**Requirements**:
Go through the records and show each line where the word "your" occurs.

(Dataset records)
-.-.-

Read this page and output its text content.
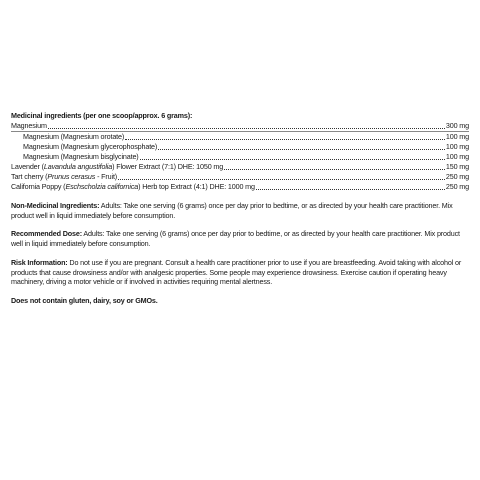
Medicinal ingredients (per one scoop/approx. 6 grams):
Magnesium	300 mg
Magnesium (Magnesium orotate)	100 mg
Magnesium (Magnesium glycerophosphate)	100 mg
Magnesium (Magnesium bisglycinate)	100 mg
Lavender (Lavandula angustifolia) Flower Extract (7:1) DHE: 1050 mg	150 mg
Tart cherry (Prunus cerasus - Fruit)	250 mg
California Poppy (Eschscholzia californica) Herb top Extract (4:1) DHE: 1000 mg	250 mg
Non-Medicinal Ingredients: Adults: Take one serving (6 grams) once per day prior to bedtime, or as directed by your health care practitioner. Mix product well in liquid immediately before consumption.
Recommended Dose: Adults: Take one serving (6 grams) once per day prior to bedtime, or as directed by your health care practitioner. Mix product well in liquid immediately before consumption.
Risk Information: Do not use if you are pregnant. Consult a health care practitioner prior to use if you are breastfeeding. Avoid taking with alcohol or products that cause drowsiness and/or with analgesic properties. Some people may experience drowsiness. Exercise caution if operating heavy machinery, driving a motor vehicle or if involved in activities requiring mental alertness.
Does not contain gluten, dairy, soy or GMOs.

-.-.-

**Written solution**:
Non-Medicinal Ingredients: Adults: Take one serving (6 grams) once per day prior to bedtime, or as directed by your health care practitioner. Mix product well in liquid immediately before consumption.
Recommended Dose: Adults: Take one serving (6 grams) once per day prior to bedtime, or as directed by your health care practitioner. Mix product well in liquid immediately before consumption.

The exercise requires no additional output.